▶ [WRITTEN EXERCISE]: Below are the records; copy each line in them that holds the word "using".

Raw records
---------------

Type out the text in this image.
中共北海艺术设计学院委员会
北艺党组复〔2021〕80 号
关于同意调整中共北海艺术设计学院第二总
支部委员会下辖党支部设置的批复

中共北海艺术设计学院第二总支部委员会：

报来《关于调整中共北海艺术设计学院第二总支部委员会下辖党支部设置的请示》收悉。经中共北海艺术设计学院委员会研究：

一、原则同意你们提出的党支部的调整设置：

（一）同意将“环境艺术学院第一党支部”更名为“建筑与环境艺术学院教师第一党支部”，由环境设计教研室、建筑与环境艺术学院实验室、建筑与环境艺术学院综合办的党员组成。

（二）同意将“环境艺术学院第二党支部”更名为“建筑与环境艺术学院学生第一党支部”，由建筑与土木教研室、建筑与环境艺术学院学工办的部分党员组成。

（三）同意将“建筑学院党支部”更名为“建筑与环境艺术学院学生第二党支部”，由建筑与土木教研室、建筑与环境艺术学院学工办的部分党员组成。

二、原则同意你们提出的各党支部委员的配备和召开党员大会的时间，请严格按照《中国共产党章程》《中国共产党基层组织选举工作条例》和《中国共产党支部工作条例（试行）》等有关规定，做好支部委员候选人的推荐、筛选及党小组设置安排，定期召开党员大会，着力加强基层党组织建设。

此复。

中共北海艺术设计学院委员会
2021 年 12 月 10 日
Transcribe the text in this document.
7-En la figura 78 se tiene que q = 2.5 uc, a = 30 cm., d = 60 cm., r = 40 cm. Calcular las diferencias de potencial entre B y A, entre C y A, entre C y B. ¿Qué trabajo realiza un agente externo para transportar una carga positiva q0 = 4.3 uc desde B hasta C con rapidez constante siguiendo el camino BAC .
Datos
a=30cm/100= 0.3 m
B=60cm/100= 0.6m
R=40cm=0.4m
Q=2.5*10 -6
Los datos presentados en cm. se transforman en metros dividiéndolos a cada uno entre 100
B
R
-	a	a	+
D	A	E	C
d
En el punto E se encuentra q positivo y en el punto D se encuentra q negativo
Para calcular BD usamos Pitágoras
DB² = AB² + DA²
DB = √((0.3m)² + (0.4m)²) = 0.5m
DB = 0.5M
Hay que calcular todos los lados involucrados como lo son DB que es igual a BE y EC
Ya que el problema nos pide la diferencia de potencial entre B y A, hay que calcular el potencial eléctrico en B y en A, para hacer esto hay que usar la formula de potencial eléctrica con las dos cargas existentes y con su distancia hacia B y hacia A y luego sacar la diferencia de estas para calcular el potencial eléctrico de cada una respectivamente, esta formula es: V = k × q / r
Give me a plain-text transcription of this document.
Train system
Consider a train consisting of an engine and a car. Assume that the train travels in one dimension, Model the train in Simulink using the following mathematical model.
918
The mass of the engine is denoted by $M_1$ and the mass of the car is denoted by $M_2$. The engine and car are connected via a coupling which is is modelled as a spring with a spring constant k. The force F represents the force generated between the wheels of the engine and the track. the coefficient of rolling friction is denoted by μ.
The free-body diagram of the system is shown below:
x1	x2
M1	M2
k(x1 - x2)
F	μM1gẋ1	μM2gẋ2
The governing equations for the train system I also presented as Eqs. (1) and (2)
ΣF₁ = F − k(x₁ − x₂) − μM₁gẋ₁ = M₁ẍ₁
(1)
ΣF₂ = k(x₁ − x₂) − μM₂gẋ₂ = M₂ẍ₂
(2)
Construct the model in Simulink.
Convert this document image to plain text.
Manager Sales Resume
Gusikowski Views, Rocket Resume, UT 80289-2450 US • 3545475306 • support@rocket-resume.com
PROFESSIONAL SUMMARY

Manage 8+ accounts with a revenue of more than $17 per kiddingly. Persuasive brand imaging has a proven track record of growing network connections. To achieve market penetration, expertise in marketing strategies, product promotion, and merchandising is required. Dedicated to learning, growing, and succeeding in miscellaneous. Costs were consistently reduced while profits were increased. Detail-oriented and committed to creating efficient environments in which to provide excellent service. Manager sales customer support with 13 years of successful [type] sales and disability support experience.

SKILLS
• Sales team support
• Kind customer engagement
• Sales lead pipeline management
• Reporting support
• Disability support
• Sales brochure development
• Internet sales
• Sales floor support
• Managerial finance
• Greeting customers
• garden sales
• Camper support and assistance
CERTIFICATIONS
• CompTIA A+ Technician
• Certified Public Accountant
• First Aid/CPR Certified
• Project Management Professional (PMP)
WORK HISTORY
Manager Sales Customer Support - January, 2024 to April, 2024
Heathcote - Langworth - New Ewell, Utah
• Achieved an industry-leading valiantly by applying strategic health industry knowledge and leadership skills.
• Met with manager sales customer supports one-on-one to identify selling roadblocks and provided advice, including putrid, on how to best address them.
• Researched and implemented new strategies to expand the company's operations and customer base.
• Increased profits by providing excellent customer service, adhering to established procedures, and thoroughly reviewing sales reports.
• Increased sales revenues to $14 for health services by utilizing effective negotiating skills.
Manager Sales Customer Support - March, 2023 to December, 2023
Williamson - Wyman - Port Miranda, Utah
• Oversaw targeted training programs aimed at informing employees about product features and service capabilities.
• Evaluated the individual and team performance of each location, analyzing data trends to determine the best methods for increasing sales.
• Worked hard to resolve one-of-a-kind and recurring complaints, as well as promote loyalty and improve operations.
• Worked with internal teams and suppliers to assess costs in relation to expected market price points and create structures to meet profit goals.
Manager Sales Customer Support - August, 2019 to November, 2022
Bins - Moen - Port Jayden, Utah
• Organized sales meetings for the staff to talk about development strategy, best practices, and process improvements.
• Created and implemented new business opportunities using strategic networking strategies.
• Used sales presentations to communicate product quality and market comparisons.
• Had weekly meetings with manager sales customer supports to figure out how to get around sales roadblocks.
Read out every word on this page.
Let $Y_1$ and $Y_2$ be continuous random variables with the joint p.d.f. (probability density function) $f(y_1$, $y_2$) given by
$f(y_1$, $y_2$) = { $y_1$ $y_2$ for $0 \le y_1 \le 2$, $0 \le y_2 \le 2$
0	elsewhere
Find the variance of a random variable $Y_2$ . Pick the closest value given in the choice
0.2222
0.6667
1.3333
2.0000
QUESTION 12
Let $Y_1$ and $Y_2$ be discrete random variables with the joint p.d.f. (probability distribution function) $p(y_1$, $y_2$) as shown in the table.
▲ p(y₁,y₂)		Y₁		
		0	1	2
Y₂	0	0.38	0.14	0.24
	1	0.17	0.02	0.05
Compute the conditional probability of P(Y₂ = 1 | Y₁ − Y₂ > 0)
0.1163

---------------

▶ [EXERCISE OUTPUT]:
Consider a train consisting of an engine and a car. Assume that the train travels in one dimension, Model the train in Simulink using the following mathematical model.
• Created and implemented new business opportunities using strategic networking strategies.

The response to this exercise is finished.